→ INPUT RECORDS:

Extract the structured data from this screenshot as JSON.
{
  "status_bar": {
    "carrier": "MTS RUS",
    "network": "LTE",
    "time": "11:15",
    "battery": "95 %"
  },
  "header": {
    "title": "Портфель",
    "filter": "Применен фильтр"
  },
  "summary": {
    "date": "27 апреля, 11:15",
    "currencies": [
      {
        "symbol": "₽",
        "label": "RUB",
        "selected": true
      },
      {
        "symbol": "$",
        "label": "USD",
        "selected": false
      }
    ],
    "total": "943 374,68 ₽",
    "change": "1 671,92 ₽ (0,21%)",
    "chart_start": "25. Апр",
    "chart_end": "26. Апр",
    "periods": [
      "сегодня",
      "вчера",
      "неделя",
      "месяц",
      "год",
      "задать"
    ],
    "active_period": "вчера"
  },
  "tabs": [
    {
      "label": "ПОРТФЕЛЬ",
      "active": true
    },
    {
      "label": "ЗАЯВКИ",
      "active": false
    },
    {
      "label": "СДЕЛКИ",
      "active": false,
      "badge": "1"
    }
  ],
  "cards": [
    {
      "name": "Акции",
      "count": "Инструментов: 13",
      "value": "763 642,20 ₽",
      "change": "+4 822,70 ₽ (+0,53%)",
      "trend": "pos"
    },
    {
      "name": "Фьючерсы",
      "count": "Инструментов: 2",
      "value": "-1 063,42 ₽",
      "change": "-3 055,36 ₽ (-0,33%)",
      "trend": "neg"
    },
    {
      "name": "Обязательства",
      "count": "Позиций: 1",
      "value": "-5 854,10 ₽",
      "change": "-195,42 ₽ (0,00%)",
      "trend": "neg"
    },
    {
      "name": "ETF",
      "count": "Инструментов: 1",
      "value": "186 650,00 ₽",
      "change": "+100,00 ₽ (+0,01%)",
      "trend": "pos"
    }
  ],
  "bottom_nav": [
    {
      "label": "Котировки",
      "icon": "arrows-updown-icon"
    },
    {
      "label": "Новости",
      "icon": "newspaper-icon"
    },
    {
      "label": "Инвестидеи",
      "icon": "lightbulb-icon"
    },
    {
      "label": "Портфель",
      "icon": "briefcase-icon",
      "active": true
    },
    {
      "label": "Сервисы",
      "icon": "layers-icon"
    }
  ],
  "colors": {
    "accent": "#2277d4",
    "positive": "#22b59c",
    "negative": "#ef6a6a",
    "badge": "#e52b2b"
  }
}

→ PROMPT: Copy every line of the data that holds the string "name".

→ EXERCISE OUTPUT:
      "name": "Акции",
      "name": "Фьючерсы",
      "name": "Обязательства",
      "name": "ETF",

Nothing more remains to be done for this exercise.